* Problem requirements
Copy out the data word for word, from the line holding "avatar[interactable]: [225, 154, 329, 258]" through the line holding "messages-count-badge: 10: [502, 1098, 532, 1120]", inclusive.

* Provided data
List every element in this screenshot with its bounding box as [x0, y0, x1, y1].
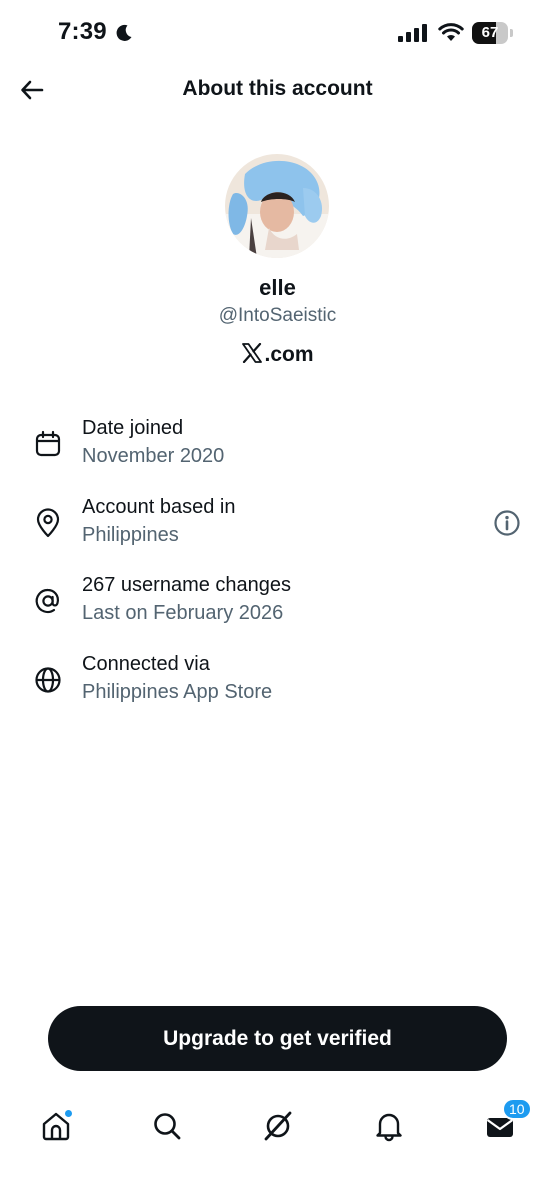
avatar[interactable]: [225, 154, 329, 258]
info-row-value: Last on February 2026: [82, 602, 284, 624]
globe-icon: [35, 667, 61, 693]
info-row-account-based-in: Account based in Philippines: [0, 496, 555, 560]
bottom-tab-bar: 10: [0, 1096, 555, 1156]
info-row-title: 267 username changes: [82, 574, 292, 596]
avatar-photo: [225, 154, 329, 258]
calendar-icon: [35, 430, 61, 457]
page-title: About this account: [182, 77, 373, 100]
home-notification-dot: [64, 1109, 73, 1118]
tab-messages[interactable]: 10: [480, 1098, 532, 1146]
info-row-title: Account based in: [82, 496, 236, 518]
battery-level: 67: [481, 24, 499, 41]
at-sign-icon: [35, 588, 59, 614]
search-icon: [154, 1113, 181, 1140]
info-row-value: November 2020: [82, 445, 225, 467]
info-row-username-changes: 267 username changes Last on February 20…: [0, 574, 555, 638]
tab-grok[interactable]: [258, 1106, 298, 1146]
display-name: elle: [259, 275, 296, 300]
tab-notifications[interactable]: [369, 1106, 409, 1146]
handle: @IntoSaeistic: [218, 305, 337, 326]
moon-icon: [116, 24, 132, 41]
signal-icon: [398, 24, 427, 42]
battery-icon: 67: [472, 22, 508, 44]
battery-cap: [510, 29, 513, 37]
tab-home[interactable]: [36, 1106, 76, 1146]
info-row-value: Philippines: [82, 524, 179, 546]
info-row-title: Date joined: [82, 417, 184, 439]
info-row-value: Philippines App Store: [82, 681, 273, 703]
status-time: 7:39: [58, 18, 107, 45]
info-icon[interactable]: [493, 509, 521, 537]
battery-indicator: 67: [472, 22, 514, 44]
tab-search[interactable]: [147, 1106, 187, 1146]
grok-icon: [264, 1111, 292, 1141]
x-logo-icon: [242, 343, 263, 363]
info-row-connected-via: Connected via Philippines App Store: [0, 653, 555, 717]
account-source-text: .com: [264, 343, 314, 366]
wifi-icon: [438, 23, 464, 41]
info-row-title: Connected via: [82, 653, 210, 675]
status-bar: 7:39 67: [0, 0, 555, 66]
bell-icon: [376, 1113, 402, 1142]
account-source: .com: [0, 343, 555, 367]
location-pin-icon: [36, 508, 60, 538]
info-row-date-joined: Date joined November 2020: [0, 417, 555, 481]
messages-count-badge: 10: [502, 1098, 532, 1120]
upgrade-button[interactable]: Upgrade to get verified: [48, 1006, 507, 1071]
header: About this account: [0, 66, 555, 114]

* Exercise result
avatar[interactable]: [225, 154, 329, 258]
info-row-value: Last on February 2026: [82, 602, 284, 624]
globe-icon: [35, 667, 61, 693]
info-row-account-based-in: Account based in Philippines: [0, 496, 555, 560]
bottom-tab-bar: 10: [0, 1096, 555, 1156]
info-row-title: 267 username changes: [82, 574, 292, 596]
avatar-photo: [225, 154, 329, 258]
calendar-icon: [35, 430, 61, 457]
page-title: About this account: [182, 77, 373, 100]
home-notification-dot: [64, 1109, 73, 1118]
tab-messages[interactable]: 10: [480, 1098, 532, 1146]
info-row-title: Account based in: [82, 496, 236, 518]
battery-level: 67: [481, 24, 499, 41]
at-sign-icon: [35, 588, 59, 614]
search-icon: [154, 1113, 181, 1140]
info-row-value: November 2020: [82, 445, 225, 467]
info-row-username-changes: 267 username changes Last on February 20…: [0, 574, 555, 638]
tab-grok[interactable]: [258, 1106, 298, 1146]
display-name: elle: [259, 275, 296, 300]
tab-notifications[interactable]: [369, 1106, 409, 1146]
handle: @IntoSaeistic: [218, 305, 337, 326]
moon-icon: [116, 24, 132, 41]
signal-icon: [398, 24, 427, 42]
battery-icon: 67: [472, 22, 508, 44]
battery-cap: [510, 29, 513, 37]
tab-home[interactable]: [36, 1106, 76, 1146]
info-row-value: Philippines: [82, 524, 179, 546]
info-row-title: Date joined: [82, 417, 184, 439]
info-row-value: Philippines App Store: [82, 681, 273, 703]
status-time: 7:39: [58, 18, 107, 45]
info-icon[interactable]: [493, 509, 521, 537]
battery-indicator: 67: [472, 22, 514, 44]
tab-search[interactable]: [147, 1106, 187, 1146]
grok-icon: [264, 1111, 292, 1141]
x-logo-icon: [242, 343, 263, 363]
info-row-connected-via: Connected via Philippines App Store: [0, 653, 555, 717]
account-source-text: .com: [264, 343, 314, 366]
wifi-icon: [438, 23, 464, 41]
info-row-title: Connected via: [82, 653, 210, 675]
status-bar: 7:39 67: [0, 0, 555, 66]
bell-icon: [376, 1113, 402, 1142]
account-source: .com: [0, 343, 555, 367]
location-pin-icon: [36, 508, 60, 538]
info-row-date-joined: Date joined November 2020: [0, 417, 555, 481]
messages-count-badge: 10: [502, 1098, 532, 1120]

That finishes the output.